**SHORT EXERCISE:**
Each line that holds the word "งอาย" counts once. Give the total number of such lines and nothing else.

--*--

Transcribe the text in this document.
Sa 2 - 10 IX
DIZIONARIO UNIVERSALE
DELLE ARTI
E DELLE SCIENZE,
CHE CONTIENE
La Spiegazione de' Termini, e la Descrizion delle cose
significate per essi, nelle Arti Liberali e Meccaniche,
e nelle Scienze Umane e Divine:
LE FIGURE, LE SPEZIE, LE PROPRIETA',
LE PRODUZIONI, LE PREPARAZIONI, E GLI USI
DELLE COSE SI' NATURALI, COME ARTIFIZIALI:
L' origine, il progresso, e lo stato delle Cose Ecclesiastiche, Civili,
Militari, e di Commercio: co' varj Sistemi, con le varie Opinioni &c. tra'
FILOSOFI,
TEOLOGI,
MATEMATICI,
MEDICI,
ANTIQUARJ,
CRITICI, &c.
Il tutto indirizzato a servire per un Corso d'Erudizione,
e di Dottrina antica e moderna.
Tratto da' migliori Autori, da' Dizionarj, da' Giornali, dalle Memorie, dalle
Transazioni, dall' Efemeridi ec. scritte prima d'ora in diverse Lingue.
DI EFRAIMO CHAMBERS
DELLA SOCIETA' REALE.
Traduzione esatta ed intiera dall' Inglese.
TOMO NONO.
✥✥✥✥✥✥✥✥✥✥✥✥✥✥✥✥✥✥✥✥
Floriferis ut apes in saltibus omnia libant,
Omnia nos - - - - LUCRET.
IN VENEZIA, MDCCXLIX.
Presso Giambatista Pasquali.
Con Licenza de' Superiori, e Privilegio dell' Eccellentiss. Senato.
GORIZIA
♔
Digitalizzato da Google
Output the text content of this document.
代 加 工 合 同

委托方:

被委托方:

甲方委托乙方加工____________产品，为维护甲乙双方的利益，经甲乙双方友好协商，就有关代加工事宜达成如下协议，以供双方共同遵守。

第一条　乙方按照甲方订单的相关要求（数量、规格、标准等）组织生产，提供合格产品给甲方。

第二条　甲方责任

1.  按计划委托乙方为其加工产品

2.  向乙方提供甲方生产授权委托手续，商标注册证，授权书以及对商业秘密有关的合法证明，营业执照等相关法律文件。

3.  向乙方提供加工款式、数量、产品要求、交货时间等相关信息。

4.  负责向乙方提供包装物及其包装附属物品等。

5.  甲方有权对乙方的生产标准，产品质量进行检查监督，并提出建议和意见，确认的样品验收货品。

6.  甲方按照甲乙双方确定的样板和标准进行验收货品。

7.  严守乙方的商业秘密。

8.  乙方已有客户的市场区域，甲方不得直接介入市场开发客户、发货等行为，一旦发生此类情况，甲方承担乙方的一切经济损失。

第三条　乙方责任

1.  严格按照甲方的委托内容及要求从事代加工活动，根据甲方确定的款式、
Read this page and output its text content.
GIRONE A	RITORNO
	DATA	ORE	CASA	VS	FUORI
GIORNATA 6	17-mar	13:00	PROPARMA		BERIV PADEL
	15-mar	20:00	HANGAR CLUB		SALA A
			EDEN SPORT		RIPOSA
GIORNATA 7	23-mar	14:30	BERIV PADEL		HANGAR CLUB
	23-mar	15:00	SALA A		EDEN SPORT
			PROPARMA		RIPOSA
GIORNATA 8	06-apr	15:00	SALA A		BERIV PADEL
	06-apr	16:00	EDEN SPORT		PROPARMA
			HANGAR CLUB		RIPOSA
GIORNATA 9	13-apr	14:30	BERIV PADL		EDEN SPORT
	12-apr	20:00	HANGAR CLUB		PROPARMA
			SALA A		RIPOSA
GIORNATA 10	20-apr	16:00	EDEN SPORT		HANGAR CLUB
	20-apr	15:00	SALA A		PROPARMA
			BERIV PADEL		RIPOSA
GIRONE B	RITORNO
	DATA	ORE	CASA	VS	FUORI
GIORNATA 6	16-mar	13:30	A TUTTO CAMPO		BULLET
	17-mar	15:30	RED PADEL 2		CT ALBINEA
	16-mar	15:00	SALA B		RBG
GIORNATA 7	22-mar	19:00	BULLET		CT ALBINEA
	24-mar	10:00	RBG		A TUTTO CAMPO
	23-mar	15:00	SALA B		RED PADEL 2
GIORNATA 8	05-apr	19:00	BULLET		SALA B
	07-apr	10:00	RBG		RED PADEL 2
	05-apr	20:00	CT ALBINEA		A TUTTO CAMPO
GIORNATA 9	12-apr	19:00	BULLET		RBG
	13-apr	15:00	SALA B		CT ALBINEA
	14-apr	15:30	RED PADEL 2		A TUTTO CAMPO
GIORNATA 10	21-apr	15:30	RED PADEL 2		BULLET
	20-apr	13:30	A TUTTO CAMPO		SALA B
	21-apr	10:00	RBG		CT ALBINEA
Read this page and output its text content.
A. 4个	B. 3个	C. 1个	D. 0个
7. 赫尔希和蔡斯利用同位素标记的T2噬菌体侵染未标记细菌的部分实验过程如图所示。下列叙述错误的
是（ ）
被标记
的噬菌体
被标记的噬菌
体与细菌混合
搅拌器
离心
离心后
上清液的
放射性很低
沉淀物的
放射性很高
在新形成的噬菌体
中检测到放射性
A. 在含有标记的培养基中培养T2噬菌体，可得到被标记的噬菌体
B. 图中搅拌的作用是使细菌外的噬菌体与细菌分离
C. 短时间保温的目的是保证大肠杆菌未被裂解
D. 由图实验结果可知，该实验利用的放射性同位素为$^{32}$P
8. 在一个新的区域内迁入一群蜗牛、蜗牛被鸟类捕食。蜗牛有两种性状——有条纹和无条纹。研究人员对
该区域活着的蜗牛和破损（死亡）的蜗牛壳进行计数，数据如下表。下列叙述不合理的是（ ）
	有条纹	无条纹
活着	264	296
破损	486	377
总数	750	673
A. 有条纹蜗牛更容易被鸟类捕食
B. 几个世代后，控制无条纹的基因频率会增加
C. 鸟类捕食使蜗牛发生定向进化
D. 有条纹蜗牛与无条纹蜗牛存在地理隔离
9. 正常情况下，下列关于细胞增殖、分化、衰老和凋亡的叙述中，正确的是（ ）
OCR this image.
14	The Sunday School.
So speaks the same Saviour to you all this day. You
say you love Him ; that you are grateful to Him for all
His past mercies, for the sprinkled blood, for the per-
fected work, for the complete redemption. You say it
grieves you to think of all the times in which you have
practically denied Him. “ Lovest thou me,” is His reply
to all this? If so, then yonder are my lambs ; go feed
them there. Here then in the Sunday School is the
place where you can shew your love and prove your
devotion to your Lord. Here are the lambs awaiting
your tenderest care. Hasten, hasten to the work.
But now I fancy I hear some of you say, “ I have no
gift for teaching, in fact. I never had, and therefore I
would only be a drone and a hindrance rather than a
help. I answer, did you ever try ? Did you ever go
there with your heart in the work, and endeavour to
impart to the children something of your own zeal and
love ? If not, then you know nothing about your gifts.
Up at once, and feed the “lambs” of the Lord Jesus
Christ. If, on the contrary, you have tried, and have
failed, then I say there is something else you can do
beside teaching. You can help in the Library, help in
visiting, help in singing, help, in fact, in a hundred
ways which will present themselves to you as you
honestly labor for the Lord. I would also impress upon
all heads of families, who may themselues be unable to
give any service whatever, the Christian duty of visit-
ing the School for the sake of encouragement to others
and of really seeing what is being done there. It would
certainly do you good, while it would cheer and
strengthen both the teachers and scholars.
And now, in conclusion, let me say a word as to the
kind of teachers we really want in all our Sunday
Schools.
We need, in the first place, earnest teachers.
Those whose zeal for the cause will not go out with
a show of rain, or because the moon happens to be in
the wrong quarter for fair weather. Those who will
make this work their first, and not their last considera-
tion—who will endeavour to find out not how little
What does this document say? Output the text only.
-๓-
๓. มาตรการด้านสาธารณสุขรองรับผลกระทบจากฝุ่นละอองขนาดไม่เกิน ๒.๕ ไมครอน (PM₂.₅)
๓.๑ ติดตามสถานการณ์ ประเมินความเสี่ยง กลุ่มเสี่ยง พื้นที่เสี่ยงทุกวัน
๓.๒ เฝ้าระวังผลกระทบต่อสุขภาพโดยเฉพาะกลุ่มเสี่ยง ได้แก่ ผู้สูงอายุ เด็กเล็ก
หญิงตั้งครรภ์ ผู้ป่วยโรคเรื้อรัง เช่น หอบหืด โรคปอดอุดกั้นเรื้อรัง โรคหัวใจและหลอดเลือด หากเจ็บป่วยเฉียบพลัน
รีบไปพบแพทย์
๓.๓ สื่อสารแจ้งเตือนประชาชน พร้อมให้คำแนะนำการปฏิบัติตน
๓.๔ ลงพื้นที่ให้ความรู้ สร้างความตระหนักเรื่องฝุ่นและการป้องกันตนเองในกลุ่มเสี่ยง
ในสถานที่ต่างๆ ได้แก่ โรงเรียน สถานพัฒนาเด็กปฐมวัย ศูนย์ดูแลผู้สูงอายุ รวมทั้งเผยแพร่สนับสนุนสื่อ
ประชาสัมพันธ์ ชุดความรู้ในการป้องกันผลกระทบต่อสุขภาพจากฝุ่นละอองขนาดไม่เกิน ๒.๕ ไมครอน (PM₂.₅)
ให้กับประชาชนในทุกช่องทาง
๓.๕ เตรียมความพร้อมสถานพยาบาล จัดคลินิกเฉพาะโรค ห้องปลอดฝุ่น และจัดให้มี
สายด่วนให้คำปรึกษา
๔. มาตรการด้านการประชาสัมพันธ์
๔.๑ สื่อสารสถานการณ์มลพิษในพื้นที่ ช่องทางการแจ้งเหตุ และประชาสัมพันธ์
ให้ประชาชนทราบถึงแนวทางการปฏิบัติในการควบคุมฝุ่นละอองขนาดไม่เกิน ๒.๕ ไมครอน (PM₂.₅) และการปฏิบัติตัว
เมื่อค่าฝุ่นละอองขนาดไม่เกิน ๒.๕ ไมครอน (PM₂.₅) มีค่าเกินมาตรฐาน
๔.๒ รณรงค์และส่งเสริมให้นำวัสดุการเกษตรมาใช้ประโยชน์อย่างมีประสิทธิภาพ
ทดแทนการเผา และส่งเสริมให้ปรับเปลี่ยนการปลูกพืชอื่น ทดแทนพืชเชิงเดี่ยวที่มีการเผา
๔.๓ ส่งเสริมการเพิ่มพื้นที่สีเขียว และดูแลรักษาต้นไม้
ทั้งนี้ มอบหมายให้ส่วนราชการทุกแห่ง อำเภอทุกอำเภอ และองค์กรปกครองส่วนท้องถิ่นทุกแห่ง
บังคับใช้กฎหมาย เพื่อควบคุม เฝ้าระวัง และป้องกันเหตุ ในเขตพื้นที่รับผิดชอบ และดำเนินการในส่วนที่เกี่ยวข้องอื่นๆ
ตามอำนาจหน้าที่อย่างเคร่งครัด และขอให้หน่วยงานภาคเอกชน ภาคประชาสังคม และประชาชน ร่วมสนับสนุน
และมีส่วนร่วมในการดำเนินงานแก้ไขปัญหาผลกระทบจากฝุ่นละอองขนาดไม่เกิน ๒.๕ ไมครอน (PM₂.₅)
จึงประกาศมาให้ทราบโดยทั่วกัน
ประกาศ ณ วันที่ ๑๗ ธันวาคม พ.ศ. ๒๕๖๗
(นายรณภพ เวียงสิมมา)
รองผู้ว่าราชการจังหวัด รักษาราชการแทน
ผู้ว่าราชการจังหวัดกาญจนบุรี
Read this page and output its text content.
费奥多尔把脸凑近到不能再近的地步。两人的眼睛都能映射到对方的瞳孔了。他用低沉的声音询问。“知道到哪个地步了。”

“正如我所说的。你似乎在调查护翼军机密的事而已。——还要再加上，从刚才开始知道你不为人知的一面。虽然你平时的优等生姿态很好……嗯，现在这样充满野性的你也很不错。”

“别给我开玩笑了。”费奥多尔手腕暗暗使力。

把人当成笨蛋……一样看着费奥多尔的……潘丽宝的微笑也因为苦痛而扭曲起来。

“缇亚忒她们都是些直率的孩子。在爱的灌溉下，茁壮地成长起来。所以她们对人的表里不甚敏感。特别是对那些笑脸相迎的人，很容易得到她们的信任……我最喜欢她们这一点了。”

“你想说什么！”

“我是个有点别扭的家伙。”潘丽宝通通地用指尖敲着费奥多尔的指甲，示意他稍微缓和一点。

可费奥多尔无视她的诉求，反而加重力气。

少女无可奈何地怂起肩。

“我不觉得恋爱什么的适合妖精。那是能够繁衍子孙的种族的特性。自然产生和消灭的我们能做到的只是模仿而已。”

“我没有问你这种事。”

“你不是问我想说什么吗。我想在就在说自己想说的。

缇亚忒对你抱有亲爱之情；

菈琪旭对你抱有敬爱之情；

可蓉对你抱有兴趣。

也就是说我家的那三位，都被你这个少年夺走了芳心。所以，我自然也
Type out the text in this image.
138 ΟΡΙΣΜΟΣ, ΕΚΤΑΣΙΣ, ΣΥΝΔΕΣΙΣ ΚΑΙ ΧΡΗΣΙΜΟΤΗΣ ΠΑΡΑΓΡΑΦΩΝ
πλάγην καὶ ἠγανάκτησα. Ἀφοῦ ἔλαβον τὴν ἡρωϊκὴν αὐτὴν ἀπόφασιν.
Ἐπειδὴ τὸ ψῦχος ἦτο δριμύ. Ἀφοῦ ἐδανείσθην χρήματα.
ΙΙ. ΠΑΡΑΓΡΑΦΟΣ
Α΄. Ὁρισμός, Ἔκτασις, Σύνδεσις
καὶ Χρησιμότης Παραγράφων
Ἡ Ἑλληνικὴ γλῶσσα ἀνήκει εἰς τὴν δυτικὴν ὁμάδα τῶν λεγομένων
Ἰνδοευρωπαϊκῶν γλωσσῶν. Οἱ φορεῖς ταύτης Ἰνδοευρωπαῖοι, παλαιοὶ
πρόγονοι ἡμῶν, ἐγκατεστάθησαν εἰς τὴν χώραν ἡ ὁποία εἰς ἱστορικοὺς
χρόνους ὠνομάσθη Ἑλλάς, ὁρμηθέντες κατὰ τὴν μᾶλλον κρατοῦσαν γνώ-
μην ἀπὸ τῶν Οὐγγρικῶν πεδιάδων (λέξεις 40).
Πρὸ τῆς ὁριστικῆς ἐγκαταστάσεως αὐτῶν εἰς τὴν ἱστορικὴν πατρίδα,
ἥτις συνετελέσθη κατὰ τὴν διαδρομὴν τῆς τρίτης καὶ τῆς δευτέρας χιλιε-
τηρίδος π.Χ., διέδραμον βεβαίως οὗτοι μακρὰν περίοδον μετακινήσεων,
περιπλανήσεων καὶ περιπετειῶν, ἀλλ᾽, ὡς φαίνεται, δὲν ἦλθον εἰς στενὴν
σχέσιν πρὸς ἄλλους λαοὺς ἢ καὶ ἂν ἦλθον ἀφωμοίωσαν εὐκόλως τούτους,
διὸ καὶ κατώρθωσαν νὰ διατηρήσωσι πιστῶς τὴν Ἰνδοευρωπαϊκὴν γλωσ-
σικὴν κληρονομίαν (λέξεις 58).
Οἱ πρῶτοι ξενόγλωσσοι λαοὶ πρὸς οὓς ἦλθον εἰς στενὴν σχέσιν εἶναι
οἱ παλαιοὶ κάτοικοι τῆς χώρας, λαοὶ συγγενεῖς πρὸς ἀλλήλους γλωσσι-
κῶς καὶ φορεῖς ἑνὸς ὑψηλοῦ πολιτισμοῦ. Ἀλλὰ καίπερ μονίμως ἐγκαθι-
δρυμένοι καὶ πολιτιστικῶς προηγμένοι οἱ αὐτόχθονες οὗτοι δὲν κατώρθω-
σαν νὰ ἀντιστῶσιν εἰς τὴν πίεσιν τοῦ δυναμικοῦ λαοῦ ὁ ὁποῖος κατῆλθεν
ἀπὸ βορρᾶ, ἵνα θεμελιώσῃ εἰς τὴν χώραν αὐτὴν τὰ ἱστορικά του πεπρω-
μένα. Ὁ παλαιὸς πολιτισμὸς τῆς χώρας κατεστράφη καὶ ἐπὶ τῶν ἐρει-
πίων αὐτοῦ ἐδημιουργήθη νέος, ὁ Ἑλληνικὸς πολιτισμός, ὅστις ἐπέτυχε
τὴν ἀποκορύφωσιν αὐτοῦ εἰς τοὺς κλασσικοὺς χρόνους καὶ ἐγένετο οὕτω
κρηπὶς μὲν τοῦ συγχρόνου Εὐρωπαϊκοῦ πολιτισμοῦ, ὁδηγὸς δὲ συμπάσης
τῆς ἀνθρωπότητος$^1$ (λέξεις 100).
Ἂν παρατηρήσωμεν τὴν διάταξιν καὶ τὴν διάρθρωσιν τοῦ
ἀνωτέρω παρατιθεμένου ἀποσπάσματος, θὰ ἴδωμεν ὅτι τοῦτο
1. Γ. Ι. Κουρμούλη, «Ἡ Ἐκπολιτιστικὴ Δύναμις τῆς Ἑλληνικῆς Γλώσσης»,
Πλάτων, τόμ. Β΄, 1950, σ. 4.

--*--

**THE OUTPUT:**
2